> _Task_: In the listing below, locate the lines bearing the word "your". Copy every one of them.

========================

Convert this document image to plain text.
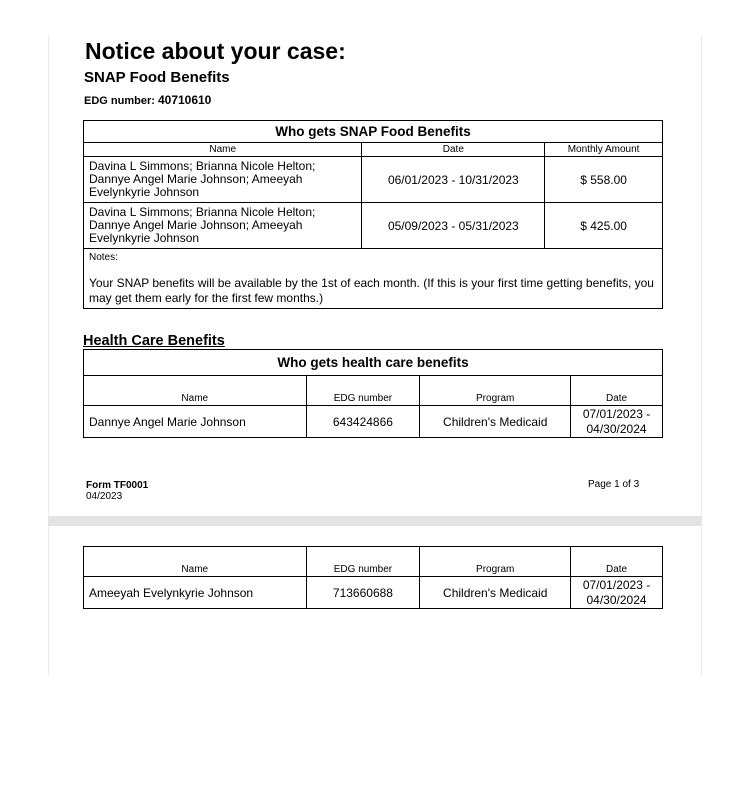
Notice about your case:
SNAP Food Benefits
EDG number: 40710610
Who gets SNAP Food Benefits		
Name	Date	Monthly Amount
Davina L Simmons; Brianna Nicole Helton; Dannye Angel Marie Johnson; Ameeyah Evelynkyrie Johnson	06/01/2023 - 10/31/2023	$ 558.00
Davina L Simmons; Brianna Nicole Helton; Dannye Angel Marie Johnson; Ameeyah Evelynkyrie Johnson	05/09/2023 - 05/31/2023	$ 425.00

Notes:
Your SNAP benefits will be available by the 1st of each month. (If this is your first time getting benefits, you may get them early for the first few months.)		
Health Care Benefits
Who gets health care benefits			
Name	EDG number	Program	Date
Dannye Angel Marie Johnson	643424866	Children's Medicaid	07/01/2023 -
04/30/2024
Form TF0001
04/2023
Page 1 of 3
Name	EDG number	Program	Date
Ameeyah Evelynkyrie Johnson	713660688	Children's Medicaid	07/01/2023 -
04/30/2024
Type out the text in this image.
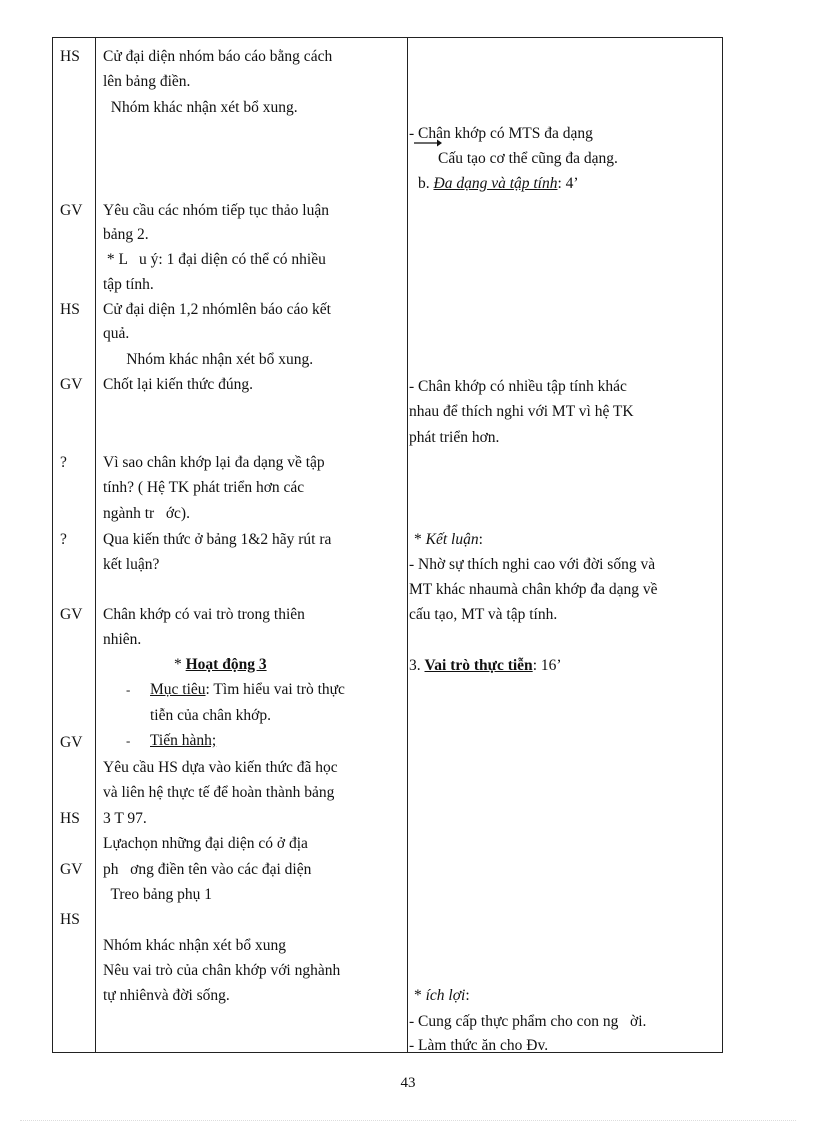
HS
GV
HS
GV
?
?
GV
GV
HS
GV
HS
Cử đại diện nhóm báo cáo bằng cách
lên bảng điền.
Nhóm khác nhận xét bổ xung.
Yêu cầu các nhóm tiếp tục thảo luận
bảng 2.
* L   u ý: 1 đại diện có thể có nhiều
tập tính.
Cử đại diện 1,2 nhómlên báo cáo kết
quả.
Nhóm khác nhận xét bổ xung.
Chốt lại kiến thức đúng.
Vì sao chân khớp lại đa dạng về tập
tính? ( Hệ TK phát triển hơn các
ngành tr   ớc).
Qua kiến thức ở bảng 1&2 hãy rút ra
kết luận?
Chân khớp có vai trò trong thiên
nhiên.
* Hoạt động 3
- Mục tiêu: Tìm hiểu vai trò thực
tiễn của chân khớp.
- Tiến hành;
Yêu cầu HS dựa vào kiến thức đã học
và liên hệ thực tế để hoàn thành bảng
3 T 97.
Lựachọn những đại diện có ở địa
ph   ơng điền tên vào các đại diện
Treo bảng phụ 1
Nhóm khác nhận xét bổ xung
Nêu vai trò của chân khớp với nghành
tự nhiênvà đời sống.
- Chân khớp có MTS đa dạng
Cấu tạo cơ thể cũng đa dạng.
b. Đa dạng và tập tính: 4’
- Chân khớp có nhiều tập tính khác
nhau để thích nghi với MT vì hệ TK
phát triển hơn.
* Kết luận:
- Nhờ sự thích nghi cao với đời sống và
MT khác nhaumà chân khớp đa dạng về
cấu tạo, MT và tập tính.
3. Vai trò thực tiễn: 16’
* ích lợi:
- Cung cấp thực phẩm cho con ng   ời.
- Làm thức ăn cho Đv.
43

========================

> _Task response_:
Notice about your case:
Your SNAP benefits will be available by the 1st of each month. (If this is your first time getting benefits, you may get them early for the first few months.)		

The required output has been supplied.